:: DATA ::

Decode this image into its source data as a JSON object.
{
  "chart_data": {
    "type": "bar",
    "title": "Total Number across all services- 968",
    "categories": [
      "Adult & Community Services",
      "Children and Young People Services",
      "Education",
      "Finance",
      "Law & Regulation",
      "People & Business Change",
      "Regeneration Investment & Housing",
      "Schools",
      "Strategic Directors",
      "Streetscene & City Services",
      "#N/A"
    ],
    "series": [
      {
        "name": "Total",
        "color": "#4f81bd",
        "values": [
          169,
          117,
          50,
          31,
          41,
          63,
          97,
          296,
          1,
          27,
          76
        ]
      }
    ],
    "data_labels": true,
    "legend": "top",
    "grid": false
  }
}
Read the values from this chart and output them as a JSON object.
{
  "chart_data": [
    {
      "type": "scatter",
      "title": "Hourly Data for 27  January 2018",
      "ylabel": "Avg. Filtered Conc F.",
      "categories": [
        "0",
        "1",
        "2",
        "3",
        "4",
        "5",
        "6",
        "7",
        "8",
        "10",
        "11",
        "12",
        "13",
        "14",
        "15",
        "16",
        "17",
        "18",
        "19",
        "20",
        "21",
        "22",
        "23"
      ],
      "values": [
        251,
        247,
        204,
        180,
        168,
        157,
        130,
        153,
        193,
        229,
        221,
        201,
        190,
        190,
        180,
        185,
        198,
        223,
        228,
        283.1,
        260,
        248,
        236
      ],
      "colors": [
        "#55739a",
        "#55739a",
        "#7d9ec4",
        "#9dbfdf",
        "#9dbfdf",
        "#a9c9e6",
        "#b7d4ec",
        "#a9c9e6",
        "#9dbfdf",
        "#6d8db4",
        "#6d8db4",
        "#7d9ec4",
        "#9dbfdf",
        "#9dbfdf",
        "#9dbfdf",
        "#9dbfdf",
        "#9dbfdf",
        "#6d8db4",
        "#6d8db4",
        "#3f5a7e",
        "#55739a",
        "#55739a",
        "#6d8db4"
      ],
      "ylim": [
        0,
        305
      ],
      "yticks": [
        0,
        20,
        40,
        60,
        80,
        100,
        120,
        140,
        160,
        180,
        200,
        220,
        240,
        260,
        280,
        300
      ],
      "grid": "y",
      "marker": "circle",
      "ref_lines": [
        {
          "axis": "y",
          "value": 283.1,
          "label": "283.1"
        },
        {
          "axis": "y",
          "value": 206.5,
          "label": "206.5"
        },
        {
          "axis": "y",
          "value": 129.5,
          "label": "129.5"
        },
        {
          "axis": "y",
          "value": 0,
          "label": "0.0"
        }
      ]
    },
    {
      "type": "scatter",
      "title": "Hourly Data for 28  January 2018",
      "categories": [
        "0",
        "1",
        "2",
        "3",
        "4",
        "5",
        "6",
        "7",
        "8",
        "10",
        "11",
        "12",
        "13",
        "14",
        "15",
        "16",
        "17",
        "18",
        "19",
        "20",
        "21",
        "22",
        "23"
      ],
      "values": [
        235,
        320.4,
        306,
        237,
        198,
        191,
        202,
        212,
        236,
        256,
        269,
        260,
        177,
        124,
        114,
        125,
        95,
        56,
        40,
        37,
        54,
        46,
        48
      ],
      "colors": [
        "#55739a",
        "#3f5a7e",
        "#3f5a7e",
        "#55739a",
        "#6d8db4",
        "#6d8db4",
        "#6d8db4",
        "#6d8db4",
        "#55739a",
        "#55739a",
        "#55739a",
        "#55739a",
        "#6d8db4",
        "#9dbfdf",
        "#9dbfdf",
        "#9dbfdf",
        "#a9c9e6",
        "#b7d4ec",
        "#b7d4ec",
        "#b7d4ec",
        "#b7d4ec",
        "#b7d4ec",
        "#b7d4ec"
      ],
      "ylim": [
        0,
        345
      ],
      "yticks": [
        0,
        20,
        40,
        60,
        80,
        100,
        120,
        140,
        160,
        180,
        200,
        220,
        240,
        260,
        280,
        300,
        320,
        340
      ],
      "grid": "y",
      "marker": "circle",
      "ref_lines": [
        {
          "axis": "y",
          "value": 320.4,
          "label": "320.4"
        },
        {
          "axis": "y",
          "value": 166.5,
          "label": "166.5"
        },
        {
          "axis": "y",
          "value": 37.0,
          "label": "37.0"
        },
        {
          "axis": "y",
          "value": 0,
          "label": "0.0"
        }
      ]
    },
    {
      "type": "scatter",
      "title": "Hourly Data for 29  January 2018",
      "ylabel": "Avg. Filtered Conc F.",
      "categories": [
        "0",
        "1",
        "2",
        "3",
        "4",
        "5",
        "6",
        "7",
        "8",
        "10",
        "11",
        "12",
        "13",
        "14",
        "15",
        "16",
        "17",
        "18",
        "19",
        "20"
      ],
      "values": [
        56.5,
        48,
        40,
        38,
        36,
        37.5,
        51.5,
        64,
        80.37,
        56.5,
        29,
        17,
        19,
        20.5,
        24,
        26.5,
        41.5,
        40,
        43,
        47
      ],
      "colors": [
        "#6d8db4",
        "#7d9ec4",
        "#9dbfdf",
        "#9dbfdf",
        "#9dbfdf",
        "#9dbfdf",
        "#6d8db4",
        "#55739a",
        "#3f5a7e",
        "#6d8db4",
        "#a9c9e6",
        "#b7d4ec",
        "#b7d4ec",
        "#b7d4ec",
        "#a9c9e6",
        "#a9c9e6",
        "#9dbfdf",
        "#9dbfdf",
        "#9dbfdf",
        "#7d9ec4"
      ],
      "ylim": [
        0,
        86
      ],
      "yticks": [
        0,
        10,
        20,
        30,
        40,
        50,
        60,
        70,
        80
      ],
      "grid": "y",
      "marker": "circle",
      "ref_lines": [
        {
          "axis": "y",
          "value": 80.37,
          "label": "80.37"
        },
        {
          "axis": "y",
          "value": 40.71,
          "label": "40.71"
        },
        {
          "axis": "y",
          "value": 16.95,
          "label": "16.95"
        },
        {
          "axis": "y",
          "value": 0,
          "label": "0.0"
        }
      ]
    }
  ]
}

:::

• STATED EXERCISE: Every record above should be output exactly.

• EXERCISE OUTPUT:
Decode this image into its source data as a JSON object.
{
  "chart_data": {
    "type": "bar",
    "title": "Total Number across all services- 968",
    "categories": [
      "Adult & Community Services",
      "Children and Young People Services",
      "Education",
      "Finance",
      "Law & Regulation",
      "People & Business Change",
      "Regeneration Investment & Housing",
      "Schools",
      "Strategic Directors",
      "Streetscene & City Services",
      "#N/A"
    ],
    "series": [
      {
        "name": "Total",
        "color": "#4f81bd",
        "values": [
          169,
          117,
          50,
          31,
          41,
          63,
          97,
          296,
          1,
          27,
          76
        ]
      }
    ],
    "data_labels": true,
    "legend": "top",
    "grid": false
  }
}
Read the values from this chart and output them as a JSON object.
{
  "chart_data": [
    {
      "type": "scatter",
      "title": "Hourly Data for 27  January 2018",
      "ylabel": "Avg. Filtered Conc F.",
      "categories": [
        "0",
        "1",
        "2",
        "3",
        "4",
        "5",
        "6",
        "7",
        "8",
        "10",
        "11",
        "12",
        "13",
        "14",
        "15",
        "16",
        "17",
        "18",
        "19",
        "20",
        "21",
        "22",
        "23"
      ],
      "values": [
        251,
        247,
        204,
        180,
        168,
        157,
        130,
        153,
        193,
        229,
        221,
        201,
        190,
        190,
        180,
        185,
        198,
        223,
        228,
        283.1,
        260,
        248,
        236
      ],
      "colors": [
        "#55739a",
        "#55739a",
        "#7d9ec4",
        "#9dbfdf",
        "#9dbfdf",
        "#a9c9e6",
        "#b7d4ec",
        "#a9c9e6",
        "#9dbfdf",
        "#6d8db4",
        "#6d8db4",
        "#7d9ec4",
        "#9dbfdf",
        "#9dbfdf",
        "#9dbfdf",
        "#9dbfdf",
        "#9dbfdf",
        "#6d8db4",
        "#6d8db4",
        "#3f5a7e",
        "#55739a",
        "#55739a",
        "#6d8db4"
      ],
      "ylim": [
        0,
        305
      ],
      "yticks": [
        0,
        20,
        40,
        60,
        80,
        100,
        120,
        140,
        160,
        180,
        200,
        220,
        240,
        260,
        280,
        300
      ],
      "grid": "y",
      "marker": "circle",
      "ref_lines": [
        {
          "axis": "y",
          "value": 283.1,
          "label": "283.1"
        },
        {
          "axis": "y",
          "value": 206.5,
          "label": "206.5"
        },
        {
          "axis": "y",
          "value": 129.5,
          "label": "129.5"
        },
        {
          "axis": "y",
          "value": 0,
          "label": "0.0"
        }
      ]
    },
    {
      "type": "scatter",
      "title": "Hourly Data for 28  January 2018",
      "categories": [
        "0",
        "1",
        "2",
        "3",
        "4",
        "5",
        "6",
        "7",
        "8",
        "10",
        "11",
        "12",
        "13",
        "14",
        "15",
        "16",
        "17",
        "18",
        "19",
        "20",
        "21",
        "22",
        "23"
      ],
      "values": [
        235,
        320.4,
        306,
        237,
        198,
        191,
        202,
        212,
        236,
        256,
        269,
        260,
        177,
        124,
        114,
        125,
        95,
        56,
        40,
        37,
        54,
        46,
        48
      ],
      "colors": [
        "#55739a",
        "#3f5a7e",
        "#3f5a7e",
        "#55739a",
        "#6d8db4",
        "#6d8db4",
        "#6d8db4",
        "#6d8db4",
        "#55739a",
        "#55739a",
        "#55739a",
        "#55739a",
        "#6d8db4",
        "#9dbfdf",
        "#9dbfdf",
        "#9dbfdf",
        "#a9c9e6",
        "#b7d4ec",
        "#b7d4ec",
        "#b7d4ec",
        "#b7d4ec",
        "#b7d4ec",
        "#b7d4ec"
      ],
      "ylim": [
        0,
        345
      ],
      "yticks": [
        0,
        20,
        40,
        60,
        80,
        100,
        120,
        140,
        160,
        180,
        200,
        220,
        240,
        260,
        280,
        300,
        320,
        340
      ],
      "grid": "y",
      "marker": "circle",
      "ref_lines": [
        {
          "axis": "y",
          "value": 320.4,
          "label": "320.4"
        },
        {
          "axis": "y",
          "value": 166.5,
          "label": "166.5"
        },
        {
          "axis": "y",
          "value": 37.0,
          "label": "37.0"
        },
        {
          "axis": "y",
          "value": 0,
          "label": "0.0"
        }
      ]
    },
    {
      "type": "scatter",
      "title": "Hourly Data for 29  January 2018",
      "ylabel": "Avg. Filtered Conc F.",
      "categories": [
        "0",
        "1",
        "2",
        "3",
        "4",
        "5",
        "6",
        "7",
        "8",
        "10",
        "11",
        "12",
        "13",
        "14",
        "15",
        "16",
        "17",
        "18",
        "19",
        "20"
      ],
      "values": [
        56.5,
        48,
        40,
        38,
        36,
        37.5,
        51.5,
        64,
        80.37,
        56.5,
        29,
        17,
        19,
        20.5,
        24,
        26.5,
        41.5,
        40,
        43,
        47
      ],
      "colors": [
        "#6d8db4",
        "#7d9ec4",
        "#9dbfdf",
        "#9dbfdf",
        "#9dbfdf",
        "#9dbfdf",
        "#6d8db4",
        "#55739a",
        "#3f5a7e",
        "#6d8db4",
        "#a9c9e6",
        "#b7d4ec",
        "#b7d4ec",
        "#b7d4ec",
        "#a9c9e6",
        "#a9c9e6",
        "#9dbfdf",
        "#9dbfdf",
        "#9dbfdf",
        "#7d9ec4"
      ],
      "ylim": [
        0,
        86
      ],
      "yticks": [
        0,
        10,
        20,
        30,
        40,
        50,
        60,
        70,
        80
      ],
      "grid": "y",
      "marker": "circle",
      "ref_lines": [
        {
          "axis": "y",
          "value": 80.37,
          "label": "80.37"
        },
        {
          "axis": "y",
          "value": 40.71,
          "label": "40.71"
        },
        {
          "axis": "y",
          "value": 16.95,
          "label": "16.95"
        },
        {
          "axis": "y",
          "value": 0,
          "label": "0.0"
        }
      ]
    }
  ]
}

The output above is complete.